▸ **YOUR TASK**:
Set the entries down again exactly; none may be skipped.

▸ **GIVEN RECORDS**:
↓
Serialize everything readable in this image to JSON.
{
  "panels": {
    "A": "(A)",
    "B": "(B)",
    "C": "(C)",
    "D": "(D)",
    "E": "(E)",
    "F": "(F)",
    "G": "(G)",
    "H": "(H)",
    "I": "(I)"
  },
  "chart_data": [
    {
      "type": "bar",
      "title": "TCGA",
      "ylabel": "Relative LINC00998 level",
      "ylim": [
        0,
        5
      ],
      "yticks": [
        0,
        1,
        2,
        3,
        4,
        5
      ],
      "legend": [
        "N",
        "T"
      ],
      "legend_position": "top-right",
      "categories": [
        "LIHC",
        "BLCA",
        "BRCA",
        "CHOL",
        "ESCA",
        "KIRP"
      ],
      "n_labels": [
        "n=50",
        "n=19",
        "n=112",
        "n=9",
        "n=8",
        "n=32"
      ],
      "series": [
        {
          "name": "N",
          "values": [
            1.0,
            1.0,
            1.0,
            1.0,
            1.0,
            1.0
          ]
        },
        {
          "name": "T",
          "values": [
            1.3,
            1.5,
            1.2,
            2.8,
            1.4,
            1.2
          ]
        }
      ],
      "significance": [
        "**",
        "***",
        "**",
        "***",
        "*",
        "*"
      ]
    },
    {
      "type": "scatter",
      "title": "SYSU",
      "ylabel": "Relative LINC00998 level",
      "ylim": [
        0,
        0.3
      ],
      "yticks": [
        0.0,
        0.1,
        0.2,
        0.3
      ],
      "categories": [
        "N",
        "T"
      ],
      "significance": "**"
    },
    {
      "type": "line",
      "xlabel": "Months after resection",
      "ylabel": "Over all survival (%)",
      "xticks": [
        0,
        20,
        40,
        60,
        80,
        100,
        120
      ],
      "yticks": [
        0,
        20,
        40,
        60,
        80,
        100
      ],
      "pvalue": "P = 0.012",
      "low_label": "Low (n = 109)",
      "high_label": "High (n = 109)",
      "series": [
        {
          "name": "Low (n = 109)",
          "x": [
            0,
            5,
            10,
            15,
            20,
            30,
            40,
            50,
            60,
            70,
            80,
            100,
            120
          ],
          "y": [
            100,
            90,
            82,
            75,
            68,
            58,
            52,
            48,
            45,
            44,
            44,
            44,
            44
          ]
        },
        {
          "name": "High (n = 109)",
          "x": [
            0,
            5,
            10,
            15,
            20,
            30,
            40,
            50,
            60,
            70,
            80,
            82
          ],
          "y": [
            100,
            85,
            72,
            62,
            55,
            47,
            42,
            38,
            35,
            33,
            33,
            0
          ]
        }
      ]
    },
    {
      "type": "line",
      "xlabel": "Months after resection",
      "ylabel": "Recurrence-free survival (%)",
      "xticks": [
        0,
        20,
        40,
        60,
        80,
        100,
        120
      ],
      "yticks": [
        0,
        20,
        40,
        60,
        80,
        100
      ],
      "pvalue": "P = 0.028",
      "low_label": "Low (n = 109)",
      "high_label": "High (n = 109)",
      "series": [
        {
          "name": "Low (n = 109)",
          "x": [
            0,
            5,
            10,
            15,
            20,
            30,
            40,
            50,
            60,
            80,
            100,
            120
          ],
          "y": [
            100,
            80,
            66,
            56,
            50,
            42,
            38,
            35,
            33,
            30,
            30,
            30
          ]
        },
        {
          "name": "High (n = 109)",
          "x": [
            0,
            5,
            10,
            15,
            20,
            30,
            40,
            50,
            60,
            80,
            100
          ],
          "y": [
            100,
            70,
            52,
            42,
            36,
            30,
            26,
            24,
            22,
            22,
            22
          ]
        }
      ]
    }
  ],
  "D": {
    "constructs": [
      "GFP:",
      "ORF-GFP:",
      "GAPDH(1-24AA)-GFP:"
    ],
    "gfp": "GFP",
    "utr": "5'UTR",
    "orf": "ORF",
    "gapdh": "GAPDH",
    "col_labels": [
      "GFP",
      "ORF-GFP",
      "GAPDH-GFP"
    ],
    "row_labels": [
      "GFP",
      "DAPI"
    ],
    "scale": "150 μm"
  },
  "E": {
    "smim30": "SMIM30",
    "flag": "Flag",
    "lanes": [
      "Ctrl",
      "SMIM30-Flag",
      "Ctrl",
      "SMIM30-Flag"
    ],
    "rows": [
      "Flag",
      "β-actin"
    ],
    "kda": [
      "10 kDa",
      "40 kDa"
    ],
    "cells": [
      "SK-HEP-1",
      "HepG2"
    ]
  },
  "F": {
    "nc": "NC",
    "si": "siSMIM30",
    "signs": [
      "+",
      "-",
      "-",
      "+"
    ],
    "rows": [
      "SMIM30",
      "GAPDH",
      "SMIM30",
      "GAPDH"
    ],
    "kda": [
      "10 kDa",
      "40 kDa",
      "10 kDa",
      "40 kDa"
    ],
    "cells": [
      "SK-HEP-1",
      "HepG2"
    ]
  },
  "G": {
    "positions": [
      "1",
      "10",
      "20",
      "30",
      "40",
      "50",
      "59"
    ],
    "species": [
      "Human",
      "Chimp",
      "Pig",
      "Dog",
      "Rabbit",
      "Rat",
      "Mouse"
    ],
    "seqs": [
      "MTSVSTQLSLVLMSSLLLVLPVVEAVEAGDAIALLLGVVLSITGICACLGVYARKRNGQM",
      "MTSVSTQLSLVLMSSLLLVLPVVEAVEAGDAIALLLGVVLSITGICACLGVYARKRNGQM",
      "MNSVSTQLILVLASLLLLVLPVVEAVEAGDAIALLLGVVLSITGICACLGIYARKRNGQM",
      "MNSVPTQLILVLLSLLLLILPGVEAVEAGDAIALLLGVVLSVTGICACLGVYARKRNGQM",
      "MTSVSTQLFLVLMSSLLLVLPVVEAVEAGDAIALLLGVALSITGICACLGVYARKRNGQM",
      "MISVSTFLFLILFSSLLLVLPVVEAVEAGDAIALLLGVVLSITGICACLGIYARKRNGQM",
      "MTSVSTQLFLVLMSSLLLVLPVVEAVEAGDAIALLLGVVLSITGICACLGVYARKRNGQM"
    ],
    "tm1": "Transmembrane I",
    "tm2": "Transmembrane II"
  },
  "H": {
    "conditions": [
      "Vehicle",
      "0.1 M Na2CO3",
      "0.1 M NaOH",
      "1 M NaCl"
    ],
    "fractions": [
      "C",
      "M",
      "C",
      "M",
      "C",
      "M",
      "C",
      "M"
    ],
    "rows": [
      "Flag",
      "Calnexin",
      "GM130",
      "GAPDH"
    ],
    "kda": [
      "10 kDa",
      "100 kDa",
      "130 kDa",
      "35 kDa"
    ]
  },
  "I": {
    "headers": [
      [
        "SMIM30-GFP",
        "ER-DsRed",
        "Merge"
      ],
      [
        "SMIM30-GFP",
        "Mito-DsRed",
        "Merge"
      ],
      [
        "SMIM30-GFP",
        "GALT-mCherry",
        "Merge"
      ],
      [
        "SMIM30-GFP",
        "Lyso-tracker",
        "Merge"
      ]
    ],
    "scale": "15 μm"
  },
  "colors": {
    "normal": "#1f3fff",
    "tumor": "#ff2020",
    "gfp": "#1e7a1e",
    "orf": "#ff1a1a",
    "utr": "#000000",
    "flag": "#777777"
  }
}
↑
▸ **SOLUTION**:
Serialize everything readable in this image to JSON.
{
  "panels": {
    "A": "(A)",
    "B": "(B)",
    "C": "(C)",
    "D": "(D)",
    "E": "(E)",
    "F": "(F)",
    "G": "(G)",
    "H": "(H)",
    "I": "(I)"
  },
  "chart_data": [
    {
      "type": "bar",
      "title": "TCGA",
      "ylabel": "Relative LINC00998 level",
      "ylim": [
        0,
        5
      ],
      "yticks": [
        0,
        1,
        2,
        3,
        4,
        5
      ],
      "legend": [
        "N",
        "T"
      ],
      "legend_position": "top-right",
      "categories": [
        "LIHC",
        "BLCA",
        "BRCA",
        "CHOL",
        "ESCA",
        "KIRP"
      ],
      "n_labels": [
        "n=50",
        "n=19",
        "n=112",
        "n=9",
        "n=8",
        "n=32"
      ],
      "series": [
        {
          "name": "N",
          "values": [
            1.0,
            1.0,
            1.0,
            1.0,
            1.0,
            1.0
          ]
        },
        {
          "name": "T",
          "values": [
            1.3,
            1.5,
            1.2,
            2.8,
            1.4,
            1.2
          ]
        }
      ],
      "significance": [
        "**",
        "***",
        "**",
        "***",
        "*",
        "*"
      ]
    },
    {
      "type": "scatter",
      "title": "SYSU",
      "ylabel": "Relative LINC00998 level",
      "ylim": [
        0,
        0.3
      ],
      "yticks": [
        0.0,
        0.1,
        0.2,
        0.3
      ],
      "categories": [
        "N",
        "T"
      ],
      "significance": "**"
    },
    {
      "type": "line",
      "xlabel": "Months after resection",
      "ylabel": "Over all survival (%)",
      "xticks": [
        0,
        20,
        40,
        60,
        80,
        100,
        120
      ],
      "yticks": [
        0,
        20,
        40,
        60,
        80,
        100
      ],
      "pvalue": "P = 0.012",
      "low_label": "Low (n = 109)",
      "high_label": "High (n = 109)",
      "series": [
        {
          "name": "Low (n = 109)",
          "x": [
            0,
            5,
            10,
            15,
            20,
            30,
            40,
            50,
            60,
            70,
            80,
            100,
            120
          ],
          "y": [
            100,
            90,
            82,
            75,
            68,
            58,
            52,
            48,
            45,
            44,
            44,
            44,
            44
          ]
        },
        {
          "name": "High (n = 109)",
          "x": [
            0,
            5,
            10,
            15,
            20,
            30,
            40,
            50,
            60,
            70,
            80,
            82
          ],
          "y": [
            100,
            85,
            72,
            62,
            55,
            47,
            42,
            38,
            35,
            33,
            33,
            0
          ]
        }
      ]
    },
    {
      "type": "line",
      "xlabel": "Months after resection",
      "ylabel": "Recurrence-free survival (%)",
      "xticks": [
        0,
        20,
        40,
        60,
        80,
        100,
        120
      ],
      "yticks": [
        0,
        20,
        40,
        60,
        80,
        100
      ],
      "pvalue": "P = 0.028",
      "low_label": "Low (n = 109)",
      "high_label": "High (n = 109)",
      "series": [
        {
          "name": "Low (n = 109)",
          "x": [
            0,
            5,
            10,
            15,
            20,
            30,
            40,
            50,
            60,
            80,
            100,
            120
          ],
          "y": [
            100,
            80,
            66,
            56,
            50,
            42,
            38,
            35,
            33,
            30,
            30,
            30
          ]
        },
        {
          "name": "High (n = 109)",
          "x": [
            0,
            5,
            10,
            15,
            20,
            30,
            40,
            50,
            60,
            80,
            100
          ],
          "y": [
            100,
            70,
            52,
            42,
            36,
            30,
            26,
            24,
            22,
            22,
            22
          ]
        }
      ]
    }
  ],
  "D": {
    "constructs": [
      "GFP:",
      "ORF-GFP:",
      "GAPDH(1-24AA)-GFP:"
    ],
    "gfp": "GFP",
    "utr": "5'UTR",
    "orf": "ORF",
    "gapdh": "GAPDH",
    "col_labels": [
      "GFP",
      "ORF-GFP",
      "GAPDH-GFP"
    ],
    "row_labels": [
      "GFP",
      "DAPI"
    ],
    "scale": "150 μm"
  },
  "E": {
    "smim30": "SMIM30",
    "flag": "Flag",
    "lanes": [
      "Ctrl",
      "SMIM30-Flag",
      "Ctrl",
      "SMIM30-Flag"
    ],
    "rows": [
      "Flag",
      "β-actin"
    ],
    "kda": [
      "10 kDa",
      "40 kDa"
    ],
    "cells": [
      "SK-HEP-1",
      "HepG2"
    ]
  },
  "F": {
    "nc": "NC",
    "si": "siSMIM30",
    "signs": [
      "+",
      "-",
      "-",
      "+"
    ],
    "rows": [
      "SMIM30",
      "GAPDH",
      "SMIM30",
      "GAPDH"
    ],
    "kda": [
      "10 kDa",
      "40 kDa",
      "10 kDa",
      "40 kDa"
    ],
    "cells": [
      "SK-HEP-1",
      "HepG2"
    ]
  },
  "G": {
    "positions": [
      "1",
      "10",
      "20",
      "30",
      "40",
      "50",
      "59"
    ],
    "species": [
      "Human",
      "Chimp",
      "Pig",
      "Dog",
      "Rabbit",
      "Rat",
      "Mouse"
    ],
    "seqs": [
      "MTSVSTQLSLVLMSSLLLVLPVVEAVEAGDAIALLLGVVLSITGICACLGVYARKRNGQM",
      "MTSVSTQLSLVLMSSLLLVLPVVEAVEAGDAIALLLGVVLSITGICACLGVYARKRNGQM",
      "MNSVSTQLILVLASLLLLVLPVVEAVEAGDAIALLLGVVLSITGICACLGIYARKRNGQM",
      "MNSVPTQLILVLLSLLLLILPGVEAVEAGDAIALLLGVVLSVTGICACLGVYARKRNGQM",
      "MTSVSTQLFLVLMSSLLLVLPVVEAVEAGDAIALLLGVALSITGICACLGVYARKRNGQM",
      "MISVSTFLFLILFSSLLLVLPVVEAVEAGDAIALLLGVVLSITGICACLGIYARKRNGQM",
      "MTSVSTQLFLVLMSSLLLVLPVVEAVEAGDAIALLLGVVLSITGICACLGVYARKRNGQM"
    ],
    "tm1": "Transmembrane I",
    "tm2": "Transmembrane II"
  },
  "H": {
    "conditions": [
      "Vehicle",
      "0.1 M Na2CO3",
      "0.1 M NaOH",
      "1 M NaCl"
    ],
    "fractions": [
      "C",
      "M",
      "C",
      "M",
      "C",
      "M",
      "C",
      "M"
    ],
    "rows": [
      "Flag",
      "Calnexin",
      "GM130",
      "GAPDH"
    ],
    "kda": [
      "10 kDa",
      "100 kDa",
      "130 kDa",
      "35 kDa"
    ]
  },
  "I": {
    "headers": [
      [
        "SMIM30-GFP",
        "ER-DsRed",
        "Merge"
      ],
      [
        "SMIM30-GFP",
        "Mito-DsRed",
        "Merge"
      ],
      [
        "SMIM30-GFP",
        "GALT-mCherry",
        "Merge"
      ],
      [
        "SMIM30-GFP",
        "Lyso-tracker",
        "Merge"
      ]
    ],
    "scale": "15 μm"
  },
  "colors": {
    "normal": "#1f3fff",
    "tumor": "#ff2020",
    "gfp": "#1e7a1e",
    "orf": "#ff1a1a",
    "utr": "#000000",
    "flag": "#777777"
  }
}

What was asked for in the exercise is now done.